** begin The data **
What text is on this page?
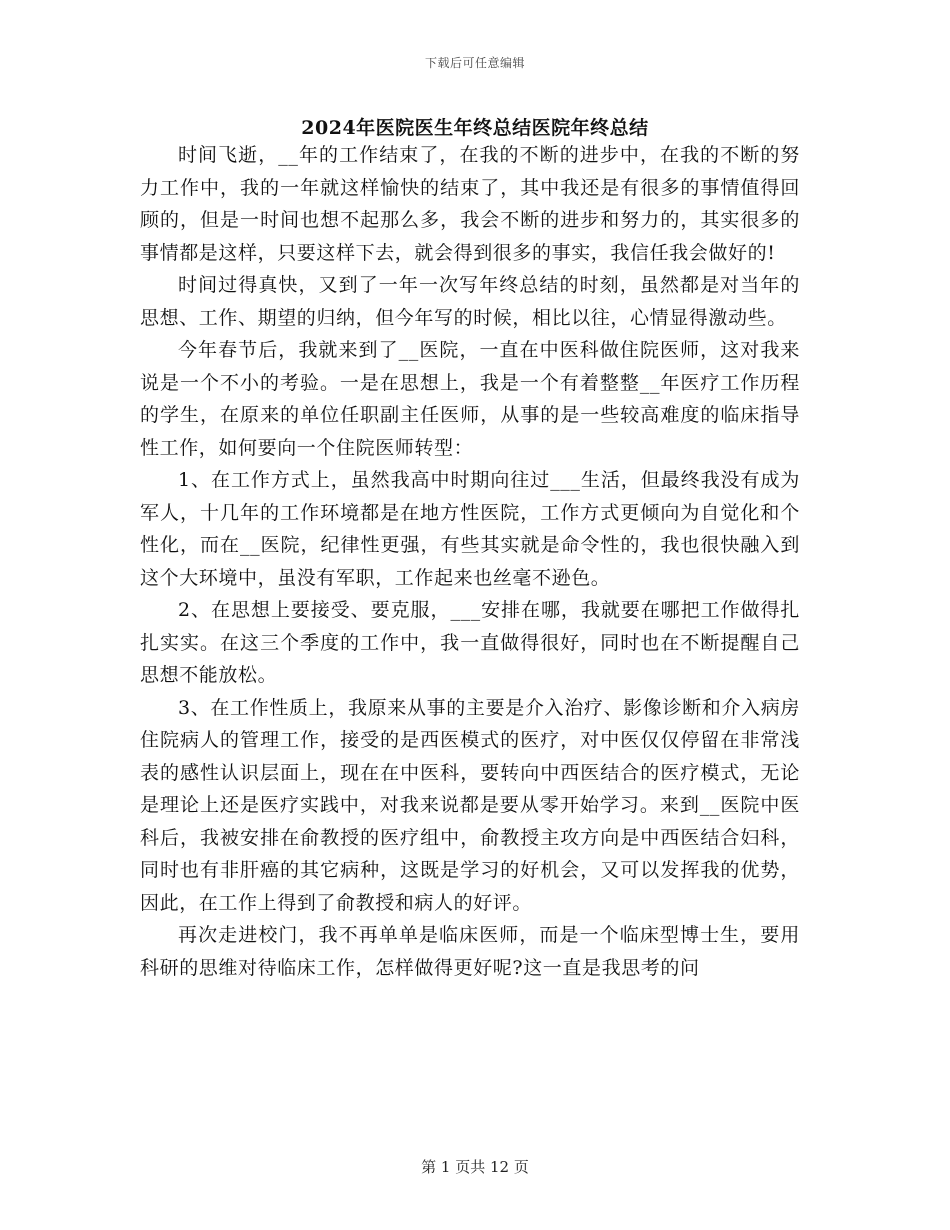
下载后可任意编辑
2024年医院医生年终总结医院年终总结

时间飞逝，__年的工作结束了，在我的不断的进步中，在我的不断的努力工作中，我的一年就这样愉快的结束了，其中我还是有很多的事情值得回顾的，但是一时间也想不起那么多，我会不断的进步和努力的，其实很多的事情都是这样，只要这样下去，就会得到很多的事实，我信任我会做好的!

时间过得真快，又到了一年一次写年终总结的时刻，虽然都是对当年的思想、工作、期望的归纳，但今年写的时候，相比以往，心情显得激动些。

今年春节后，我就来到了__医院，一直在中医科做住院医师，这对我来说是一个不小的考验。一是在思想上，我是一个有着整整__年医疗工作历程的学生，在原来的单位任职副主任医师，从事的是一些较高难度的临床指导性工作，如何要向一个住院医师转型：

1、在工作方式上，虽然我高中时期向往过___生活，但最终我没有成为军人，十几年的工作环境都是在地方性医院，工作方式更倾向为自觉化和个性化，而在__医院，纪律性更强，有些其实就是命令性的，我也很快融入到这个大环境中，虽没有军职，工作起来也丝毫不逊色。

2、在思想上要接受、要克服，___安排在哪，我就要在哪把工作做得扎扎实实。在这三个季度的工作中，我一直做得很好，同时也在不断提醒自己思想不能放松。

3、在工作性质上，我原来从事的主要是介入治疗、影像诊断和介入病房住院病人的管理工作，接受的是西医模式的医疗，对中医仅仅停留在非常浅表的感性认识层面上，现在在中医科，要转向中西医结合的医疗模式，无论是理论上还是医疗实践中，对我来说都是要从零开始学习。来到__医院中医科后，我被安排在俞教授的医疗组中，俞教授主攻方向是中西医结合妇科，同时也有非肝癌的其它病种，这既是学习的好机会，又可以发挥我的优势，因此，在工作上得到了俞教授和病人的好评。

再次走进校门，我不再单单是临床医师，而是一个临床型博士生，要用科研的思维对待临床工作，怎样做得更好呢?这一直是我思考的问

第 1 页共 12 页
** end The data **
What you need to do:
Pictures are excluded; repeat every record exactly.

Exercise output:
What text is on this page?
下载后可任意编辑
2024年医院医生年终总结医院年终总结

时间飞逝，__年的工作结束了，在我的不断的进步中，在我的不断的努力工作中，我的一年就这样愉快的结束了，其中我还是有很多的事情值得回顾的，但是一时间也想不起那么多，我会不断的进步和努力的，其实很多的事情都是这样，只要这样下去，就会得到很多的事实，我信任我会做好的!

时间过得真快，又到了一年一次写年终总结的时刻，虽然都是对当年的思想、工作、期望的归纳，但今年写的时候，相比以往，心情显得激动些。

今年春节后，我就来到了__医院，一直在中医科做住院医师，这对我来说是一个不小的考验。一是在思想上，我是一个有着整整__年医疗工作历程的学生，在原来的单位任职副主任医师，从事的是一些较高难度的临床指导性工作，如何要向一个住院医师转型：

1、在工作方式上，虽然我高中时期向往过___生活，但最终我没有成为军人，十几年的工作环境都是在地方性医院，工作方式更倾向为自觉化和个性化，而在__医院，纪律性更强，有些其实就是命令性的，我也很快融入到这个大环境中，虽没有军职，工作起来也丝毫不逊色。

2、在思想上要接受、要克服，___安排在哪，我就要在哪把工作做得扎扎实实。在这三个季度的工作中，我一直做得很好，同时也在不断提醒自己思想不能放松。

3、在工作性质上，我原来从事的主要是介入治疗、影像诊断和介入病房住院病人的管理工作，接受的是西医模式的医疗，对中医仅仅停留在非常浅表的感性认识层面上，现在在中医科，要转向中西医结合的医疗模式，无论是理论上还是医疗实践中，对我来说都是要从零开始学习。来到__医院中医科后，我被安排在俞教授的医疗组中，俞教授主攻方向是中西医结合妇科，同时也有非肝癌的其它病种，这既是学习的好机会，又可以发挥我的优势，因此，在工作上得到了俞教授和病人的好评。

再次走进校门，我不再单单是临床医师，而是一个临床型博士生，要用科研的思维对待临床工作，怎样做得更好呢?这一直是我思考的问

第 1 页共 12 页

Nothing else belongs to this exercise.